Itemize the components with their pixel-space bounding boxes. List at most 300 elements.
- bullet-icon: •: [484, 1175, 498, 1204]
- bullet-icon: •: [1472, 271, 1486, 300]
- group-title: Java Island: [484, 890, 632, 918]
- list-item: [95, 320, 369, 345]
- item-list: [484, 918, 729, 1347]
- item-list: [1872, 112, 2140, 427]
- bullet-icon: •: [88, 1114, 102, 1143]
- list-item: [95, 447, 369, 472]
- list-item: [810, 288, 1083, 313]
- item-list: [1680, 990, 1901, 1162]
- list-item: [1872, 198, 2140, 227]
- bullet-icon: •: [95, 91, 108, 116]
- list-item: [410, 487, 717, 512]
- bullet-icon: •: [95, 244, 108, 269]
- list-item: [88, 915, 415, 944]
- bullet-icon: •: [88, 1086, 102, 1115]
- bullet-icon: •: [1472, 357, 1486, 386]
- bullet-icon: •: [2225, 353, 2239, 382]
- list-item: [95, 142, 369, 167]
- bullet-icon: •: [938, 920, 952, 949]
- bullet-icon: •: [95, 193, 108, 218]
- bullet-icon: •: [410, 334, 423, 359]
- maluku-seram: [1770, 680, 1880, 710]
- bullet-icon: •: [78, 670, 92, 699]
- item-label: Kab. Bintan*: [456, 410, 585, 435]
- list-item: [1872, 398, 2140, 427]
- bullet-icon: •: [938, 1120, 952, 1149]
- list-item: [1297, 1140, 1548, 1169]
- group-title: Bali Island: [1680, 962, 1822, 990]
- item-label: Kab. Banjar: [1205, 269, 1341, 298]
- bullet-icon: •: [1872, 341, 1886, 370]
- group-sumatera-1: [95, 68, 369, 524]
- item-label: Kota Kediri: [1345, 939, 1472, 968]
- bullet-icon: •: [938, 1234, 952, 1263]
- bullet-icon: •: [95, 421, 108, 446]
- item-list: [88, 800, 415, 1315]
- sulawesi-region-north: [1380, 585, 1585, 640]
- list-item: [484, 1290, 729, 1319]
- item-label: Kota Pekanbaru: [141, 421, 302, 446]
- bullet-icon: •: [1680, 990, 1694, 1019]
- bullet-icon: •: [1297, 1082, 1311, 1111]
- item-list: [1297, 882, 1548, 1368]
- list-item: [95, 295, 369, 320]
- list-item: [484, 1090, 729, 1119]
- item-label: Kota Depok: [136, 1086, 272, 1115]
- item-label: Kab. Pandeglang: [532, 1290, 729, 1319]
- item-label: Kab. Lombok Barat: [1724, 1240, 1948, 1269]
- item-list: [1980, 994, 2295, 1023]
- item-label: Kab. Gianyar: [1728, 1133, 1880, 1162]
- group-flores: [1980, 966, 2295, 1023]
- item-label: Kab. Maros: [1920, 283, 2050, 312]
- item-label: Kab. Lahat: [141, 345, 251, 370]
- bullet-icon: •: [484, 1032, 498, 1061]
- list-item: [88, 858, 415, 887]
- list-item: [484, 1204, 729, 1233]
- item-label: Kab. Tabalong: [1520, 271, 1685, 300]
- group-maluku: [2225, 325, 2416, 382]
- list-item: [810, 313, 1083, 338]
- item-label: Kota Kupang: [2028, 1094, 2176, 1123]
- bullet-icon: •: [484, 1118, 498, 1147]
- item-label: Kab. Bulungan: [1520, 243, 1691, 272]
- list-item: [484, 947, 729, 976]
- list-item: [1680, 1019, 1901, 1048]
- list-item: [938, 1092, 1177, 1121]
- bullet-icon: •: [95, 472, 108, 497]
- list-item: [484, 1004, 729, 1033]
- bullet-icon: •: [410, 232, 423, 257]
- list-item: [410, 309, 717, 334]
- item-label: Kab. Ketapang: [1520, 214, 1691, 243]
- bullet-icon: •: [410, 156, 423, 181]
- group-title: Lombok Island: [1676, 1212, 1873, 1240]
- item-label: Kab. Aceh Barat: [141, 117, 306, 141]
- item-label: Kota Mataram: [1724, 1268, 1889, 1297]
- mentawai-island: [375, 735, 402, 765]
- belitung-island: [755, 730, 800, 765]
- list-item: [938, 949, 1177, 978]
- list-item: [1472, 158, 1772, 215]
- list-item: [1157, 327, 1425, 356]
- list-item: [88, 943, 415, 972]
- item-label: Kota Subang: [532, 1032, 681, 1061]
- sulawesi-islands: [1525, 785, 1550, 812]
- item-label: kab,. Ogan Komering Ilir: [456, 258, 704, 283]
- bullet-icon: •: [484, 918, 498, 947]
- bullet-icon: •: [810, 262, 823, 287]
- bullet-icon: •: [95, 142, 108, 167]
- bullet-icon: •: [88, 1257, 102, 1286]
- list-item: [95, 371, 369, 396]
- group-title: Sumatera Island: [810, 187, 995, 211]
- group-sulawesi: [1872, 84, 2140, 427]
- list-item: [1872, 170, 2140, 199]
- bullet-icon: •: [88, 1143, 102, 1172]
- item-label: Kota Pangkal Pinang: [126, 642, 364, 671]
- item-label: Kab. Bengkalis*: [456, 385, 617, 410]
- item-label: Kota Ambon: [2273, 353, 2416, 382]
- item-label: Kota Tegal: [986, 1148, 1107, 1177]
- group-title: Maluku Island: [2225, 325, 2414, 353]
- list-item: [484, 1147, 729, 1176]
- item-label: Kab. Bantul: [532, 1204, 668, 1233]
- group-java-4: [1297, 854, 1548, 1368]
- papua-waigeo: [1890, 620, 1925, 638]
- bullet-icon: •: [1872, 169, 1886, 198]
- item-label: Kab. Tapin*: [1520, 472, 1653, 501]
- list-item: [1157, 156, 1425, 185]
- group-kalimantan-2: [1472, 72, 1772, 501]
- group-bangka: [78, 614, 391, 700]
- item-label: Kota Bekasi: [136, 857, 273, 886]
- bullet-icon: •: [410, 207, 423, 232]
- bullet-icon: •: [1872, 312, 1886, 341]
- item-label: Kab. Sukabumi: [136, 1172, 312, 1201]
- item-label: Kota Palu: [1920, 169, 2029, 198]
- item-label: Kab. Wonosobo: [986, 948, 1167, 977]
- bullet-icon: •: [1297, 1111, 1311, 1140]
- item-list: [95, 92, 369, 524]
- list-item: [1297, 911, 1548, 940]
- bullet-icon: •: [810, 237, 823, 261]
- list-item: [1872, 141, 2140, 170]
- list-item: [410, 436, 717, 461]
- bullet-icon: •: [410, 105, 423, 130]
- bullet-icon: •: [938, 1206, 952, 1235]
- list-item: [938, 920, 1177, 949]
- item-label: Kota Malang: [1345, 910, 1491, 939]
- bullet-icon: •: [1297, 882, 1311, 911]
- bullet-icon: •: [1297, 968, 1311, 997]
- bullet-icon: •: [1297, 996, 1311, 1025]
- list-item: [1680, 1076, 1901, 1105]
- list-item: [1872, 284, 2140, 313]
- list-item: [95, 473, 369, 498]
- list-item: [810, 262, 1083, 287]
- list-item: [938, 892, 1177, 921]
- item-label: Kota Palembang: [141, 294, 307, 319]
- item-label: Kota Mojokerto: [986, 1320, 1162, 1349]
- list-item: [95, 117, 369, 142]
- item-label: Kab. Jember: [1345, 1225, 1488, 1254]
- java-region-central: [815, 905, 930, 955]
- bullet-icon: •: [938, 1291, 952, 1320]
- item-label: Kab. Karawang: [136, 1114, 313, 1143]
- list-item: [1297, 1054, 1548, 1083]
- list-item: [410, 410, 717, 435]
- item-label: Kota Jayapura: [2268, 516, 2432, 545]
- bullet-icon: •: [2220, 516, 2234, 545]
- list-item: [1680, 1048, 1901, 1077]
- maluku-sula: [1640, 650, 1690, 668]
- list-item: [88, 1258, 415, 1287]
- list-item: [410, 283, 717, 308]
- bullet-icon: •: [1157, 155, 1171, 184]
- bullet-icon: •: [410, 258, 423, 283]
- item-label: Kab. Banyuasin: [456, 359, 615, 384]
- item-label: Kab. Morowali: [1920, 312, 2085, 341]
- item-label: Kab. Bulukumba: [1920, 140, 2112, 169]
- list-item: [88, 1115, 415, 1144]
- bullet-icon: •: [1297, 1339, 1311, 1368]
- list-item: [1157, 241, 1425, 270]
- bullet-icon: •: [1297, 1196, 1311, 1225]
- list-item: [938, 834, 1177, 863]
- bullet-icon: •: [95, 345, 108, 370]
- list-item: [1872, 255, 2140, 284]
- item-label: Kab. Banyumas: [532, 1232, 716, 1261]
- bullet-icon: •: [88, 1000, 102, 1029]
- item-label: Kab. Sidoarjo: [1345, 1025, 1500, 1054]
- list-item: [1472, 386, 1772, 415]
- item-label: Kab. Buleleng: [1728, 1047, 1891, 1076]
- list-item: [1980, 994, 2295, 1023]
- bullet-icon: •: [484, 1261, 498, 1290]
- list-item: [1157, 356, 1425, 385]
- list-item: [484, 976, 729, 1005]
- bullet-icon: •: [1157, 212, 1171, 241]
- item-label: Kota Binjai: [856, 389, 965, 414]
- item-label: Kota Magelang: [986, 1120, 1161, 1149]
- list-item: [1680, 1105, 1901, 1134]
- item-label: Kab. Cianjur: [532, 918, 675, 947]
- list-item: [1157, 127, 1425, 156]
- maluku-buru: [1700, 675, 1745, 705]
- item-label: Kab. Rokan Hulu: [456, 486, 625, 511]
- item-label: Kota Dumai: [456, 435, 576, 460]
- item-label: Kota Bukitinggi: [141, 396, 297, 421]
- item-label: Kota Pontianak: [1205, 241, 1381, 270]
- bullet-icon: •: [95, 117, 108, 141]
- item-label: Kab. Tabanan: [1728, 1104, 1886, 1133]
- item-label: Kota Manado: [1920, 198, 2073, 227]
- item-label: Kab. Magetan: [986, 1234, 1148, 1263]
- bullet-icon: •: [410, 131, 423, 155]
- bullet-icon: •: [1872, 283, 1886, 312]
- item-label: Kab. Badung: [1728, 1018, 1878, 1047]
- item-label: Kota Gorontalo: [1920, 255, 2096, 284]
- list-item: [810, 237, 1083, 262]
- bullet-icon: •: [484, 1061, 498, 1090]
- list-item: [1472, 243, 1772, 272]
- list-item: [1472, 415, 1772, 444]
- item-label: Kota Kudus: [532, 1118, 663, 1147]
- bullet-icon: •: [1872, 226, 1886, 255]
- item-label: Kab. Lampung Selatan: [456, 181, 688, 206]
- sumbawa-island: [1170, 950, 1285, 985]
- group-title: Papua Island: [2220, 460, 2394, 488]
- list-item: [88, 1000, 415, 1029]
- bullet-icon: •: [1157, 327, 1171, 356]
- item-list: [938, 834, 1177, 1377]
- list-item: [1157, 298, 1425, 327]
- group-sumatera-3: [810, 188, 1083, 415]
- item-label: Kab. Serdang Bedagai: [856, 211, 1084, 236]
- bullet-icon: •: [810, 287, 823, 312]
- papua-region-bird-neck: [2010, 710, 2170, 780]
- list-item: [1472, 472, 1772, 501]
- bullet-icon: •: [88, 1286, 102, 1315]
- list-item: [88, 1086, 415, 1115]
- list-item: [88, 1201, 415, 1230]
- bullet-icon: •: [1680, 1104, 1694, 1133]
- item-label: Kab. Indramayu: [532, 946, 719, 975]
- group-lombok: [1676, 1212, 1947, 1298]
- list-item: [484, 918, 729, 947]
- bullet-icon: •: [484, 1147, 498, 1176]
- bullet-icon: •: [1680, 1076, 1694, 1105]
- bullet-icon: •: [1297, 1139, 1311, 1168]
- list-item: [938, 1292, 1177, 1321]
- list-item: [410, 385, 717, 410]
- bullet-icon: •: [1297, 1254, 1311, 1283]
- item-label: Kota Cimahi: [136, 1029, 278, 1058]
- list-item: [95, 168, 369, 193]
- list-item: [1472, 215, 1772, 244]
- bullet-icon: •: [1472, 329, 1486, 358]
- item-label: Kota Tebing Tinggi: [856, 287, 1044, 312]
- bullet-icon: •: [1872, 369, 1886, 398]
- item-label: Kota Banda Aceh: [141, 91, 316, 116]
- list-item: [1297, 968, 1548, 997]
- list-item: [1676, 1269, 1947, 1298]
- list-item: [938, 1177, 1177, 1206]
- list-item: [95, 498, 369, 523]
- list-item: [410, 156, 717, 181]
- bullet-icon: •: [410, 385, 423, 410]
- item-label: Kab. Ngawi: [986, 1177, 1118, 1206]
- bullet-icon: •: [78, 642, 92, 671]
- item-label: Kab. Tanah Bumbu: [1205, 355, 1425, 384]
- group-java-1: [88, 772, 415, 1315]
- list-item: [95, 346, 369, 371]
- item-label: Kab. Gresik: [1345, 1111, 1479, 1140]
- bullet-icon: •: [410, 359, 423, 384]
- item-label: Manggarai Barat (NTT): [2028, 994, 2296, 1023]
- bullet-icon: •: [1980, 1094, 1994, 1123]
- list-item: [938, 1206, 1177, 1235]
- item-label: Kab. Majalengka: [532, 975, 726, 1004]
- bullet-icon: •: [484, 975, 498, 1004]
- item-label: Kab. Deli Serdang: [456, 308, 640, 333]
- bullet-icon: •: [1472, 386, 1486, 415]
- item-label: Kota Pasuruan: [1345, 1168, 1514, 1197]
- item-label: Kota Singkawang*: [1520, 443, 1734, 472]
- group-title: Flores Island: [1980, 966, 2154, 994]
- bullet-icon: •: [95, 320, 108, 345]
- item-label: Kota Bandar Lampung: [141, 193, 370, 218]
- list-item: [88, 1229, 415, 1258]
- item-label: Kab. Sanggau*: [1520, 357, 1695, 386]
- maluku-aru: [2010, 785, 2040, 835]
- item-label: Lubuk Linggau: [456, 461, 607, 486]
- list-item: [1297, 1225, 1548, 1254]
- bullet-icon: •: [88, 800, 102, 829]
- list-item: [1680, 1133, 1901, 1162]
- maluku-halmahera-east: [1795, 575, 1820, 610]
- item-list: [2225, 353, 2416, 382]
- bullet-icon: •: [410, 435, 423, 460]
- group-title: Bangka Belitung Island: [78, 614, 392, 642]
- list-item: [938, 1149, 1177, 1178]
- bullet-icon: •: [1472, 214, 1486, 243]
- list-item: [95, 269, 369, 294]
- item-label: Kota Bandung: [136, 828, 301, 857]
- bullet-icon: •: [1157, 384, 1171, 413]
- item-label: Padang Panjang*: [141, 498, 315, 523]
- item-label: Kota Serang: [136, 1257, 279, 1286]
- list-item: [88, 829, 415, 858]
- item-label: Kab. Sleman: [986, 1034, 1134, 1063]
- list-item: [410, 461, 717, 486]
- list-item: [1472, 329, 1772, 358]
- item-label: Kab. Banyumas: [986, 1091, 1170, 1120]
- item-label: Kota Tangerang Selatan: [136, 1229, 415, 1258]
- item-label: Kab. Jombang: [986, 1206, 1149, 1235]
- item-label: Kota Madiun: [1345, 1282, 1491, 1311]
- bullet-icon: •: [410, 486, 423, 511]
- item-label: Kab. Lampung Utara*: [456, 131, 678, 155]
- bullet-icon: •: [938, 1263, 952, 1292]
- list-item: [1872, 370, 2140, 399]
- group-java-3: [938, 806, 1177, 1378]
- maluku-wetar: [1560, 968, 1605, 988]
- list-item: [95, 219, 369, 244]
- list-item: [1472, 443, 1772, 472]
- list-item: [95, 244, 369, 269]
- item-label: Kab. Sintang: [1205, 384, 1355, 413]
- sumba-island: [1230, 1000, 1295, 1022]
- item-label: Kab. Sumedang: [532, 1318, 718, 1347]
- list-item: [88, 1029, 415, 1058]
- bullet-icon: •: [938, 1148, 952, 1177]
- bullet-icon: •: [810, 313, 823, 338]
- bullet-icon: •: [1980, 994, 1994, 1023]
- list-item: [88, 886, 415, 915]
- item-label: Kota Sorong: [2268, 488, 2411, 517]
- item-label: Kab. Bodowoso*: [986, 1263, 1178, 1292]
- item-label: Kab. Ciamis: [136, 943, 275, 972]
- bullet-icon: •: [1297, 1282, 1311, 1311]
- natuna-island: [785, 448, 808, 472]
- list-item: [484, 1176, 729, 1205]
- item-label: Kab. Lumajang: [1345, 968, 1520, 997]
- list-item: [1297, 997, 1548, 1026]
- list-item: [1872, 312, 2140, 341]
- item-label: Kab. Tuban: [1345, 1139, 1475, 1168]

### WHAT YOU SHOULD DO
Render the listing as a Markdown table with columns Row and Line, starting with its first line and continuing through the line containing "- bullet-icon: •: [1872, 341, 1886, 370]", both ends included. Number each row and leave out blank lines.

### RESPONSE TO THIS EXERCISE
| Row | Line |
|---|---|
| 1 | Itemize the components with their pixel-space bounding boxes. List at most 300 elements. |
| 2 | - bullet-icon: •: [484, 1175, 498, 1204] |
| 3 | - bullet-icon: •: [1472, 271, 1486, 300] |
| 4 | - group-title: Java Island: [484, 890, 632, 918] |
| 5 | - list-item: [95, 320, 369, 345] |
| 6 | - item-list: [484, 918, 729, 1347] |
| 7 | - item-list: [1872, 112, 2140, 427] |
| 8 | - bullet-icon: •: [88, 1114, 102, 1143] |
| 9 | - list-item: [95, 447, 369, 472] |
| 10 | - list-item: [810, 288, 1083, 313] |
| 11 | - item-list: [1680, 990, 1901, 1162] |
| 12 | - list-item: [1872, 198, 2140, 227] |
| 13 | - bullet-icon: •: [95, 91, 108, 116] |
| 14 | - list-item: [410, 487, 717, 512] |
| 15 | - bullet-icon: •: [95, 244, 108, 269] |
| 16 | - list-item: [88, 915, 415, 944] |
| 17 | - bullet-icon: •: [88, 1086, 102, 1115] |
| 18 | - bullet-icon: •: [1472, 357, 1486, 386] |
| 19 | - bullet-icon: •: [2225, 353, 2239, 382] |
| 20 | - list-item: [95, 142, 369, 167] |
| 21 | - bullet-icon: •: [938, 920, 952, 949] |
| 22 | - bullet-icon: •: [95, 193, 108, 218] |
| 23 | - bullet-icon: •: [410, 334, 423, 359] |
| 24 | - maluku-seram: [1770, 680, 1880, 710] |
| 25 | - bullet-icon: •: [78, 670, 92, 699] |
| 26 | - item-label: Kab. Bintan*: [456, 410, 585, 435] |
| 27 | - list-item: [1872, 398, 2140, 427] |
| 28 | - bullet-icon: •: [938, 1120, 952, 1149] |
| 29 | - list-item: [1297, 1140, 1548, 1169] |
| 30 | - group-title: Bali Island: [1680, 962, 1822, 990] |
| 31 | - item-label: Kab. Banjar: [1205, 269, 1341, 298] |
| 32 | - bullet-icon: •: [1872, 341, 1886, 370] |